Pull each line containing "JSON" out of the data and copy it.

> [Data supplied]:
-- Start --

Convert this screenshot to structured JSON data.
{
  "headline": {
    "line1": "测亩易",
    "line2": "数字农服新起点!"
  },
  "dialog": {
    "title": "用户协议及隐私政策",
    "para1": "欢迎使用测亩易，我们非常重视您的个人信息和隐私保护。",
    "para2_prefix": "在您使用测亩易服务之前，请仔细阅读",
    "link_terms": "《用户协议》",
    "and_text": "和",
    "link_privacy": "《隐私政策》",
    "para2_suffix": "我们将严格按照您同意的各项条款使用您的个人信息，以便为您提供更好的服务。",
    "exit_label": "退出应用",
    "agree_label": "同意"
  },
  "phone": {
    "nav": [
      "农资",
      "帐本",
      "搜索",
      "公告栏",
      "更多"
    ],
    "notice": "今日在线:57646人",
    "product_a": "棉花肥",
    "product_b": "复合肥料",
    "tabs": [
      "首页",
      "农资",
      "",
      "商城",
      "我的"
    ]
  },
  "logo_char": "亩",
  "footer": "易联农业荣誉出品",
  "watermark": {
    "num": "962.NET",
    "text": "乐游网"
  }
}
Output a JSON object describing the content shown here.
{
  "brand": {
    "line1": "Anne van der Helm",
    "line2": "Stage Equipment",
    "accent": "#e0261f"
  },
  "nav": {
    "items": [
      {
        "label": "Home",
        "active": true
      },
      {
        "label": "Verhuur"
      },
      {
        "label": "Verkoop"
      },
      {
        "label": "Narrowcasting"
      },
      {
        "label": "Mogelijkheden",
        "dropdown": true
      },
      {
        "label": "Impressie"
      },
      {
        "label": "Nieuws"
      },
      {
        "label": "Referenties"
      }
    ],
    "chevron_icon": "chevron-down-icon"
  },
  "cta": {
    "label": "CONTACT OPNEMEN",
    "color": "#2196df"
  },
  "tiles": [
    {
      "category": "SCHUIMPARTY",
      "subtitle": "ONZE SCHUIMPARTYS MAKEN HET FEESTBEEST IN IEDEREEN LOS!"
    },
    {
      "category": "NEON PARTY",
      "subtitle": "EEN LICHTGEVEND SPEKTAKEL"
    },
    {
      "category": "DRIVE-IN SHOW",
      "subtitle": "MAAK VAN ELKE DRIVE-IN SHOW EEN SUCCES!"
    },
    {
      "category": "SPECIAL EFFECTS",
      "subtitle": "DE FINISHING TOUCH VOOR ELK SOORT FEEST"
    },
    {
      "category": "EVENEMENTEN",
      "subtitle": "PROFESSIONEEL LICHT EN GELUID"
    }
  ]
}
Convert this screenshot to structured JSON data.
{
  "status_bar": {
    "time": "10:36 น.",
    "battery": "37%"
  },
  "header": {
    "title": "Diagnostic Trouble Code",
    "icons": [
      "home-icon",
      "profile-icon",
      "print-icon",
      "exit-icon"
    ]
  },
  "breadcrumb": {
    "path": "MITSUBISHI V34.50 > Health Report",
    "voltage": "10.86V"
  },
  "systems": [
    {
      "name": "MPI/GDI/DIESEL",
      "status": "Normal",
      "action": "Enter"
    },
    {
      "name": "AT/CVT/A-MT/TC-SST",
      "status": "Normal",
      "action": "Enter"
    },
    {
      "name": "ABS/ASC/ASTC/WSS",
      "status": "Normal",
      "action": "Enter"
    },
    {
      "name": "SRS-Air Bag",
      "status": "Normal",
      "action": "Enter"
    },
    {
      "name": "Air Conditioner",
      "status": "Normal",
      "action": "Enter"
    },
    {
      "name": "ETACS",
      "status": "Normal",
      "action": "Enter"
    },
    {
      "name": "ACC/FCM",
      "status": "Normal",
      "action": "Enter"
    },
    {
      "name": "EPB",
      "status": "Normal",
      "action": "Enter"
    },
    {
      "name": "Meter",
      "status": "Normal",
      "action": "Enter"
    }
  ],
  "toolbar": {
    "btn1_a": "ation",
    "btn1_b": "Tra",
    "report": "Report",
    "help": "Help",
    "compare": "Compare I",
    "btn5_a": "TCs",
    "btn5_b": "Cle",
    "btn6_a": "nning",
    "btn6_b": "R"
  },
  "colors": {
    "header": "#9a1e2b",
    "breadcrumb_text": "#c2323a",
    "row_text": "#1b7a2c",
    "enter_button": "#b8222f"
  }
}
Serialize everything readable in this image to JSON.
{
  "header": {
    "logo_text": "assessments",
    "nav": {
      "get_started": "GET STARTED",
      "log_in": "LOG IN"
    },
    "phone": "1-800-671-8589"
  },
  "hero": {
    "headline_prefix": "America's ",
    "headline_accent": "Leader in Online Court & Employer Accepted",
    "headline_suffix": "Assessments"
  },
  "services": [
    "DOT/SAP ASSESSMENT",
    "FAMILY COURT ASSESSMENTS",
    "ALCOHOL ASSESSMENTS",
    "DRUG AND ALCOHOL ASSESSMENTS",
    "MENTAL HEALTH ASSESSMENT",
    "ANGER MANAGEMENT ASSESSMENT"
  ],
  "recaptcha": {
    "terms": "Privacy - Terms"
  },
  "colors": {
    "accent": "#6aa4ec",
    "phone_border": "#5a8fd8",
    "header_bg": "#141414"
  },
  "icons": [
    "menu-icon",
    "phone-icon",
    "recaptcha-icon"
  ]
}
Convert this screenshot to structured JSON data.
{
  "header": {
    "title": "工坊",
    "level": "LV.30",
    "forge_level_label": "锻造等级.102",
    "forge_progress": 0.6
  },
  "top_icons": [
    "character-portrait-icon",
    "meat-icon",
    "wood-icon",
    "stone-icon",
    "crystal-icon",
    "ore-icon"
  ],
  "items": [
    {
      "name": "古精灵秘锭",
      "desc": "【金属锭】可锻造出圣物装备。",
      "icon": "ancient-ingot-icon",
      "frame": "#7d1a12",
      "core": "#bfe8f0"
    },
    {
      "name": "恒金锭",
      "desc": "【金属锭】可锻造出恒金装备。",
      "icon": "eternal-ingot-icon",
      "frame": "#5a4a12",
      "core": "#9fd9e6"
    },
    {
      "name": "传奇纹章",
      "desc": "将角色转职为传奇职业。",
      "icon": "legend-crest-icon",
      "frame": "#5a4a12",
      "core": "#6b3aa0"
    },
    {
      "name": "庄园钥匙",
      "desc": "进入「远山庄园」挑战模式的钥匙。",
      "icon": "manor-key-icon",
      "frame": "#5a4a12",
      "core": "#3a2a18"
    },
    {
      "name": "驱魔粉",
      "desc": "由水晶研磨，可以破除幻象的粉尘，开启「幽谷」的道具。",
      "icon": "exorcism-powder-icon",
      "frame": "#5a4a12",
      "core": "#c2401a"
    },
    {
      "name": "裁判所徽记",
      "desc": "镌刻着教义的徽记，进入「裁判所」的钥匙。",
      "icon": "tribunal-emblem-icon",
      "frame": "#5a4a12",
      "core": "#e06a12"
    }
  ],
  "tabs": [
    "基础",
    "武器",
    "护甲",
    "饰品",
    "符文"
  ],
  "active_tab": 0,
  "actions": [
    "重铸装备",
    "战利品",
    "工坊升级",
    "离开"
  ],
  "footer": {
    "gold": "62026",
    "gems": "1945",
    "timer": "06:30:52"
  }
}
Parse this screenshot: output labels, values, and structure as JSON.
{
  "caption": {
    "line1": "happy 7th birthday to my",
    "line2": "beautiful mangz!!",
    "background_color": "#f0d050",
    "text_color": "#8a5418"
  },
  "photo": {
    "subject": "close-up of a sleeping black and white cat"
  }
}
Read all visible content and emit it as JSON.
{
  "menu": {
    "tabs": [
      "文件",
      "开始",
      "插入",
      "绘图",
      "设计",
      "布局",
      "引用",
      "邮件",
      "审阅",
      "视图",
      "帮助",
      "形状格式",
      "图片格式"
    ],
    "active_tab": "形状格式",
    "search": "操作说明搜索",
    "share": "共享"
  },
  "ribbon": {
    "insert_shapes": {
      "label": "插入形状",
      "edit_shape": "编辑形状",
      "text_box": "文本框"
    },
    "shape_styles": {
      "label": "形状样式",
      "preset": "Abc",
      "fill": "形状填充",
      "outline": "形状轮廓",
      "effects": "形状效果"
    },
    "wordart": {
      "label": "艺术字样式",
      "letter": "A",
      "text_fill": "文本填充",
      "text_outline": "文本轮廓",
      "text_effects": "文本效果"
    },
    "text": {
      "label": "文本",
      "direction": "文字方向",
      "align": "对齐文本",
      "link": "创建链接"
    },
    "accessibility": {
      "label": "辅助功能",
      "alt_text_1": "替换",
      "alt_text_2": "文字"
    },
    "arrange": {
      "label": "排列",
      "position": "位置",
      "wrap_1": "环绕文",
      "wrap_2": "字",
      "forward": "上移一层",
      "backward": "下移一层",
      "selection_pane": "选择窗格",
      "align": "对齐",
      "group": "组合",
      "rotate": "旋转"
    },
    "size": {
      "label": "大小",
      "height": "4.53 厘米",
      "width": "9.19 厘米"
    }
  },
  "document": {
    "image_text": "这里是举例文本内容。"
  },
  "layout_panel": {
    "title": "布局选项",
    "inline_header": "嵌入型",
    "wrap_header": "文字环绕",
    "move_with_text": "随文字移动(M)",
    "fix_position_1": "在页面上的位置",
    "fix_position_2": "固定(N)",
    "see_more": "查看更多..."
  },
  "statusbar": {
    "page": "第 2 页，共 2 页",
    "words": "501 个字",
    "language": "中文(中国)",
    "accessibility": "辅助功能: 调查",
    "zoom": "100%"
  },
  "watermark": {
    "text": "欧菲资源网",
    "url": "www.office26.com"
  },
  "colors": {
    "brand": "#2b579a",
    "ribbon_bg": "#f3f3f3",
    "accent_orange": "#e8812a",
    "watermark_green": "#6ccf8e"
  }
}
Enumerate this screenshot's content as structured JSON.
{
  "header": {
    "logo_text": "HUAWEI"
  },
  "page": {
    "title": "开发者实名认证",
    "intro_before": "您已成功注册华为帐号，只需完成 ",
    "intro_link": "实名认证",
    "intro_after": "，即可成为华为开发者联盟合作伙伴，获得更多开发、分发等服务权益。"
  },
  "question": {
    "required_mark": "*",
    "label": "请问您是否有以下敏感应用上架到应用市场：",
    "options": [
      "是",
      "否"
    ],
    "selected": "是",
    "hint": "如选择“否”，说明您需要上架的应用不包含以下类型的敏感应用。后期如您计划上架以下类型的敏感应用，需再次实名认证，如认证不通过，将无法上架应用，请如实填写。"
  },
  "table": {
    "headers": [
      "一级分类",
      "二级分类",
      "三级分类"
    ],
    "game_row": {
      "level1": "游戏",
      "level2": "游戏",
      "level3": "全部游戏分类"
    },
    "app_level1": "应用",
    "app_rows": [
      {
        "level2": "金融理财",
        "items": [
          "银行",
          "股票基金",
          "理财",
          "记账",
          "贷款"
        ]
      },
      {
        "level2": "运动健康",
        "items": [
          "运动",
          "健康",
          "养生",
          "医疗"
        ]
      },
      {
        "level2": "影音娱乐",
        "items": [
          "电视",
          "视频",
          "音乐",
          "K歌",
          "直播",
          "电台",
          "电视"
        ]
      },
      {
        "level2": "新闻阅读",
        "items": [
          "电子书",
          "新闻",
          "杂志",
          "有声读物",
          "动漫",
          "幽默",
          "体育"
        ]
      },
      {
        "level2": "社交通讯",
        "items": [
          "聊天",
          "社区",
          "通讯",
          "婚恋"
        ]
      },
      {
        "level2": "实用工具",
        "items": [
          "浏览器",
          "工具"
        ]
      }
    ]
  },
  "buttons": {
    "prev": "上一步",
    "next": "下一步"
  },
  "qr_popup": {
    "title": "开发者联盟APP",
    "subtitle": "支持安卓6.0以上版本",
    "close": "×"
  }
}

-- End --

> [Result below]:
Convert this screenshot to structured JSON data.
Output a JSON object describing the content shown here.
Convert this screenshot to structured JSON data.
Serialize everything readable in this image to JSON.
Convert this screenshot to structured JSON data.
Parse this screenshot: output labels, values, and structure as JSON.
Read all visible content and emit it as JSON.
Enumerate this screenshot's content as structured JSON.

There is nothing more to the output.